» Short task
Output only the lines that run from the line holding "Give me a plain-text" to the end of the entries, both ends included, and skip the pictures.
Begin Given data
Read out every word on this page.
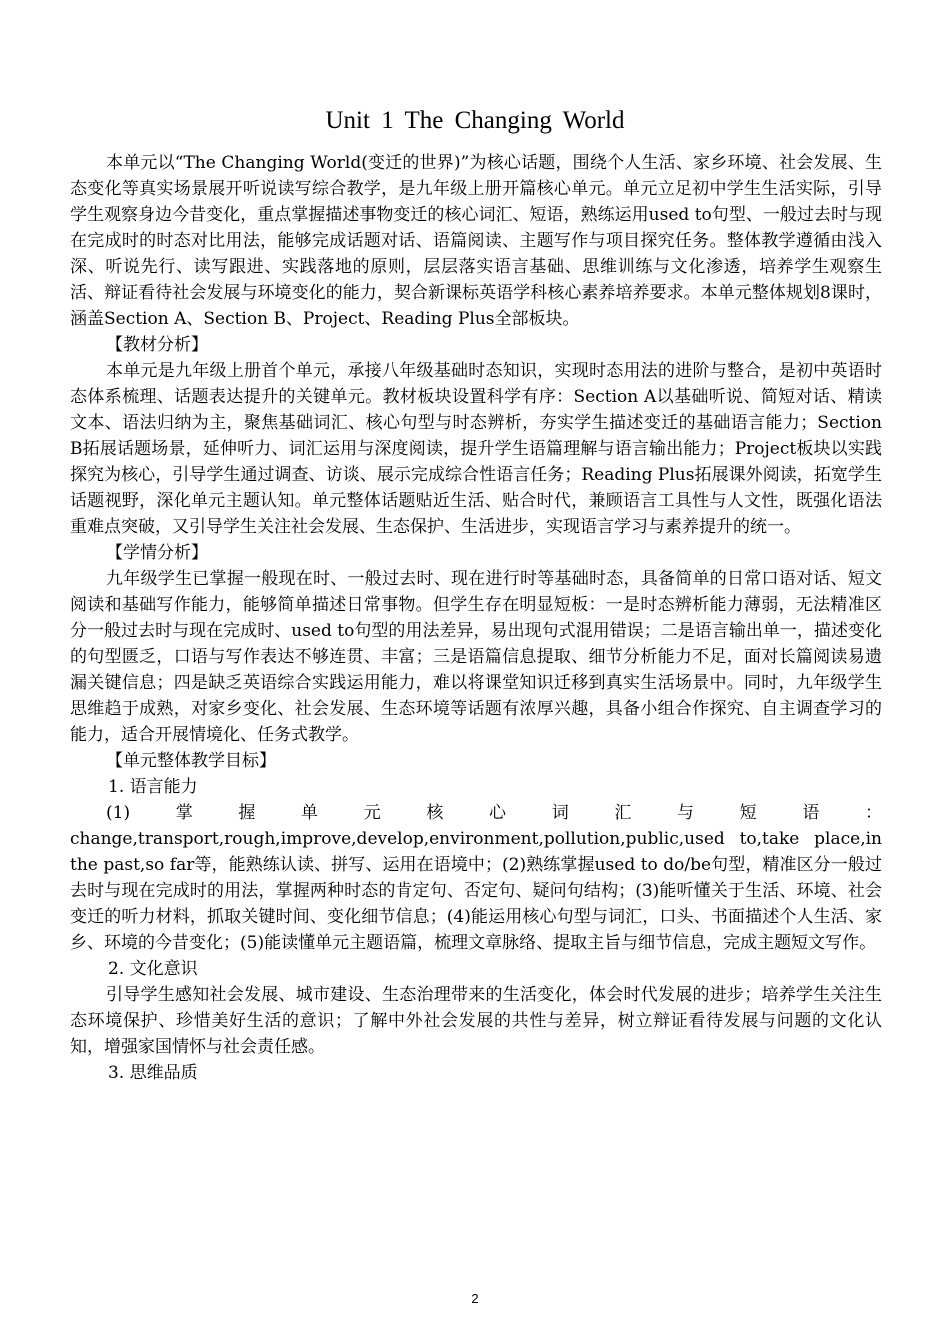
Unit 1 The Changing World

本单元以“The Changing World(变迁的世界)”为核心话题，围绕个人生活、家乡环境、社会发展、生态变化等真实场景展开听说读写综合教学，是九年级上册开篇核心单元。单元立足初中学生生活实际，引导学生观察身边今昔变化，重点掌握描述事物变迁的核心词汇、短语，熟练运用used to句型、一般过去时与现在完成时的时态对比用法，能够完成话题对话、语篇阅读、主题写作与项目探究任务。整体教学遵循由浅入深、听说先行、读写跟进、实践落地的原则，层层落实语言基础、思维训练与文化渗透，培养学生观察生活、辩证看待社会发展与环境变化的能力，契合新课标英语学科核心素养培养要求。本单元整体规划8课时，涵盖Section A、Section B、Project、Reading Plus全部板块。

【教材分析】

本单元是九年级上册首个单元，承接八年级基础时态知识，实现时态用法的进阶与整合，是初中英语时态体系梳理、话题表达提升的关键单元。教材板块设置科学有序：Section A以基础听说、简短对话、精读文本、语法归纳为主，聚焦基础词汇、核心句型与时态辨析，夯实学生描述变迁的基础语言能力；Section B拓展话题场景，延伸听力、词汇运用与深度阅读，提升学生语篇理解与语言输出能力；Project板块以实践探究为核心，引导学生通过调查、访谈、展示完成综合性语言任务；Reading Plus拓展课外阅读，拓宽学生话题视野，深化单元主题认知。单元整体话题贴近生活、贴合时代，兼顾语言工具性与人文性，既强化语法重难点突破，又引导学生关注社会发展、生态保护、生活进步，实现语言学习与素养提升的统一。

【学情分析】

九年级学生已掌握一般现在时、一般过去时、现在进行时等基础时态，具备简单的日常口语对话、短文阅读和基础写作能力，能够简单描述日常事物。但学生存在明显短板：一是时态辨析能力薄弱，无法精准区分一般过去时与现在完成时、used to句型的用法差异，易出现句式混用错误；二是语言输出单一，描述变化的句型匮乏，口语与写作表达不够连贯、丰富；三是语篇信息提取、细节分析能力不足，面对长篇阅读易遗漏关键信息；四是缺乏英语综合实践运用能力，难以将课堂知识迁移到真实生活场景中。同时，九年级学生思维趋于成熟，对家乡变化、社会发展、生态环境等话题有浓厚兴趣，具备小组合作探究、自主调查学习的能力，适合开展情境化、任务式教学。

【单元整体教学目标】

1. 语言能力

(1)掌握单元核心词汇与短语：change,transport,rough,improve,develop,environment,pollution,public,used to,take place,in the past,so far等，能熟练认读、拼写、运用在语境中；(2)熟练掌握used to do/be句型，精准区分一般过去时与现在完成时的用法，掌握两种时态的肯定句、否定句、疑问句结构；(3)能听懂关于生活、环境、社会变迁的听力材料，抓取关键时间、变化细节信息；(4)能运用核心句型与词汇，口头、书面描述个人生活、家乡、环境的今昔变化；(5)能读懂单元主题语篇，梳理文章脉络、提取主旨与细节信息，完成主题短文写作。

2. 文化意识

引导学生感知社会发展、城市建设、生态治理带来的生活变化，体会时代发展的进步；培养学生关注生态环境保护、珍惜美好生活的意识；了解中外社会发展的共性与差异，树立辩证看待发展与问题的文化认知，增强家国情怀与社会责任感。

3. 思维品质

2
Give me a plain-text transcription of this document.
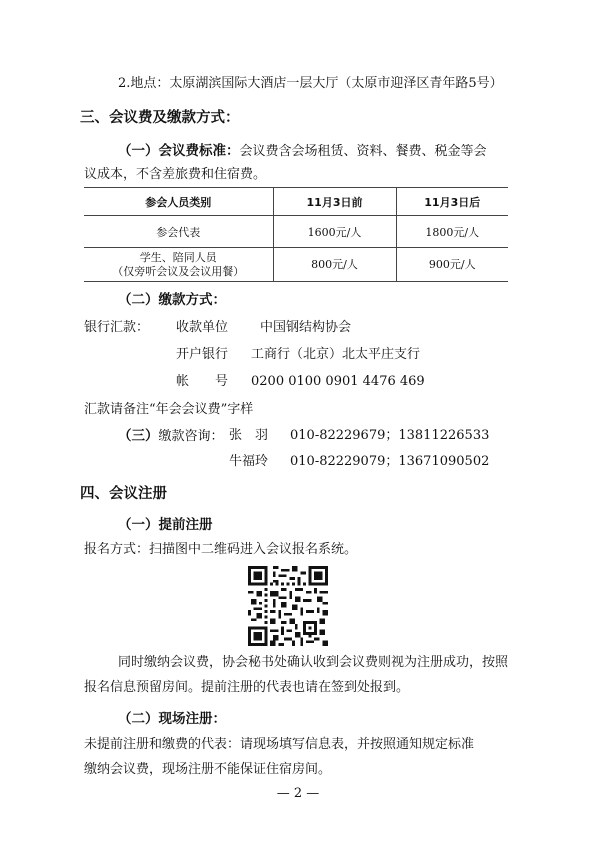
2.地点：太原湖滨国际大酒店一层大厅（太原市迎泽区青年路5号）
三、会议费及缴款方式：
（一）会议费标准：会议费含会场租赁、资料、餐费、税金等会
议成本，不含差旅费和住宿费。
参会人员类别	11月3日前	11月3日后
参会代表	1600元/人	1800元/人

学生、陪同人员
（仅旁听会议及会议用餐）	800元/人	900元/人
（二）缴款方式：
银行汇款： 收款单位 中国钢结构协会
开户银行 工商行（北京）北太平庄支行
帐　　号 0200 0100 0901 4476 469
汇款请备注“年会会议费”字样
（三）缴款咨询： 张　羽 010-82229679；13811226533
牛福玲 010-82229079；13671090502
四、会议注册
（一）提前注册
报名方式：扫描图中二维码进入会议报名系统。
同时缴纳会议费，协会秘书处确认收到会议费则视为注册成功，按照
报名信息预留房间。提前注册的代表也请在签到处报到。
（二）现场注册：
未提前注册和缴费的代表：请现场填写信息表，并按照通知规定标准
缴纳会议费，现场注册不能保证住宿房间。
— 2 —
End Given data
» Expected output
Give me a plain-text transcription of this document.
2.地点：太原湖滨国际大酒店一层大厅（太原市迎泽区青年路5号）
三、会议费及缴款方式：
（一）会议费标准：会议费含会场租赁、资料、餐费、税金等会
议成本，不含差旅费和住宿费。
参会人员类别	11月3日前	11月3日后
参会代表	1600元/人	1800元/人

学生、陪同人员
（仅旁听会议及会议用餐）	800元/人	900元/人
（二）缴款方式：
银行汇款： 收款单位 中国钢结构协会
开户银行 工商行（北京）北太平庄支行
帐　　号 0200 0100 0901 4476 469
汇款请备注“年会会议费”字样
（三）缴款咨询： 张　羽 010-82229679；13811226533
牛福玲 010-82229079；13671090502
四、会议注册
（一）提前注册
报名方式：扫描图中二维码进入会议报名系统。
同时缴纳会议费，协会秘书处确认收到会议费则视为注册成功，按照
报名信息预留房间。提前注册的代表也请在签到处报到。
（二）现场注册：
未提前注册和缴费的代表：请现场填写信息表，并按照通知规定标准
缴纳会议费，现场注册不能保证住宿房间。
— 2 —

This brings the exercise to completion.